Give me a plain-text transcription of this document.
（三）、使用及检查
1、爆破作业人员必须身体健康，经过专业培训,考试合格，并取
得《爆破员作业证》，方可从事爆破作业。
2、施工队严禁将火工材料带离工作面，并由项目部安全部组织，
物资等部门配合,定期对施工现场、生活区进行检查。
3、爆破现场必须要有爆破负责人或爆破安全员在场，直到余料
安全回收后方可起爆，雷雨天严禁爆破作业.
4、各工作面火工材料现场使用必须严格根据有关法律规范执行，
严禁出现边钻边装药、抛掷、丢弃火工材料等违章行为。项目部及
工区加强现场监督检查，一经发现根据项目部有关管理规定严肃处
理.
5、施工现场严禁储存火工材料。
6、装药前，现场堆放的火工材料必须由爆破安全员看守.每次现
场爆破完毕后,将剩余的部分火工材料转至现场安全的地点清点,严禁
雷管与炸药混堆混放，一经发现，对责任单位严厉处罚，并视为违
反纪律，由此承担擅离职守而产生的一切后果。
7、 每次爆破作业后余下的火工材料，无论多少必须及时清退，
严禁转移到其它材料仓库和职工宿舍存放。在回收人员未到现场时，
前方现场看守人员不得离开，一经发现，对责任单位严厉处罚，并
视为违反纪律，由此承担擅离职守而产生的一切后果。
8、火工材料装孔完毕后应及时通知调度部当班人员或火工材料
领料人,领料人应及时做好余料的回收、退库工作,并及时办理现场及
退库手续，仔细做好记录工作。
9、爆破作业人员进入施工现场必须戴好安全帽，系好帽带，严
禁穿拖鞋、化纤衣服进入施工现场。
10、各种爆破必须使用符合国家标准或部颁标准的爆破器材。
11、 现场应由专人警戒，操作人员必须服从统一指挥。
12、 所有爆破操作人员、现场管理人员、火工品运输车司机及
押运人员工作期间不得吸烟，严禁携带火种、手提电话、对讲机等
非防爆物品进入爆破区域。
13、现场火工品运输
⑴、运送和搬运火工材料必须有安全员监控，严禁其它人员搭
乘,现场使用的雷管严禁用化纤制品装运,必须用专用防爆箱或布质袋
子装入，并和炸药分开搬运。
##########
What the exercise asks
Which lines contain "由此承担擅离职守而产生的一切后果"? Copy each of them out.

Task result
反纪律，由此承担擅离职守而产生的一切后果。
视为违反纪律，由此承担擅离职守而产生的一切后果。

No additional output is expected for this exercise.